▶ [WHAT IS NEEDED]: Show every line below where "from" can be found.

* Start *

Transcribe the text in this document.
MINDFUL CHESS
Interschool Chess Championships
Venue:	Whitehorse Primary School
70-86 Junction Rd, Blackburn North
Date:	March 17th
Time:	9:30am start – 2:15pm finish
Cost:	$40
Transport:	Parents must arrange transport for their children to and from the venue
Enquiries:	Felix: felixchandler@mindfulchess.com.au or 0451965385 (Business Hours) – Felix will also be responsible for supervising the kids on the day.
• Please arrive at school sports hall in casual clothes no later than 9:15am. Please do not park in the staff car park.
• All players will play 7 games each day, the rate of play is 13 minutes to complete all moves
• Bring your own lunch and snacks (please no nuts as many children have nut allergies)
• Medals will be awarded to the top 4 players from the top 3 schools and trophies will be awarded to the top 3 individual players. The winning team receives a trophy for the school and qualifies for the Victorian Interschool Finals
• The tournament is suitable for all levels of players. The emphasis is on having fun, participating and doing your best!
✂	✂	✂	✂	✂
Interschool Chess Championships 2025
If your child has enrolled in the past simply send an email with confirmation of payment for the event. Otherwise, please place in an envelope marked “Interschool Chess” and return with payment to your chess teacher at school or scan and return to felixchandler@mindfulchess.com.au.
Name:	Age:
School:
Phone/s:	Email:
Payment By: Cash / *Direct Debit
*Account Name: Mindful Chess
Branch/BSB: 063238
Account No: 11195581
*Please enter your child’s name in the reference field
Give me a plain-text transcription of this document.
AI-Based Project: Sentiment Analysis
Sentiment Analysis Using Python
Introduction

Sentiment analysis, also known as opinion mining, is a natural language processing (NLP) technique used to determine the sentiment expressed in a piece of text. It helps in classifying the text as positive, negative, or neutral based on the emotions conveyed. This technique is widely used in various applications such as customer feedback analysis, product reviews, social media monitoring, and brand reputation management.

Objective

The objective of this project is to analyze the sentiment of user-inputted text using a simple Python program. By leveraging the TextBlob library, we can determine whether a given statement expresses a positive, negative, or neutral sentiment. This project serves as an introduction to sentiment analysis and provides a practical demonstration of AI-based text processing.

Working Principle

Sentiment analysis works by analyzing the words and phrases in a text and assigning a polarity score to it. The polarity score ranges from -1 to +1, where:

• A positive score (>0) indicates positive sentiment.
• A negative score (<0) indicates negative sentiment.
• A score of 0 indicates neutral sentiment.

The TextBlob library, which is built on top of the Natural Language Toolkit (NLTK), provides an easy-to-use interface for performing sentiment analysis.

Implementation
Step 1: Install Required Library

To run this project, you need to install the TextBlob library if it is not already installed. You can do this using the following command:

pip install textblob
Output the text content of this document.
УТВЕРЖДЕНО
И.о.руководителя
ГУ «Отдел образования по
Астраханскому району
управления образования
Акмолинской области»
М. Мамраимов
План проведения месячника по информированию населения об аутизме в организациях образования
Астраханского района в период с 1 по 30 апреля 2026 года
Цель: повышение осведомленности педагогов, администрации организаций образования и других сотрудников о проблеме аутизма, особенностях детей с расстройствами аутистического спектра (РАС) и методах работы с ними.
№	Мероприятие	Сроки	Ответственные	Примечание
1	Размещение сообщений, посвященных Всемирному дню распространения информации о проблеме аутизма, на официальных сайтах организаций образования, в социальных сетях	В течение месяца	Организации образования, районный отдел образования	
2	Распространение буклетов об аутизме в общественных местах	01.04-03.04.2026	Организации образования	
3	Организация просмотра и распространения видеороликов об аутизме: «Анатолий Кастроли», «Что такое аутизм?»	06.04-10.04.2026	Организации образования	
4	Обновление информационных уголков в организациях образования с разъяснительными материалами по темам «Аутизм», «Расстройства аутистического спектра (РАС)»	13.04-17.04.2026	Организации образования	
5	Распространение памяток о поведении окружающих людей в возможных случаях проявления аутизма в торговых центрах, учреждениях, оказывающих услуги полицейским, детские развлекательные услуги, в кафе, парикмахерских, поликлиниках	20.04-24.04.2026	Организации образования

* End *

▶ [WRITTEN RESPONSE]:
Transport:	Parents must arrange transport for their children to and from the venue
• Medals will be awarded to the top 4 players from the top 3 schools and trophies will be awarded to the top 3 individual players. The winning team receives a trophy for the school and qualifies for the Victorian Interschool Finals
Sentiment analysis works by analyzing the words and phrases in a text and assigning a polarity score to it. The polarity score ranges from -1 to +1, where:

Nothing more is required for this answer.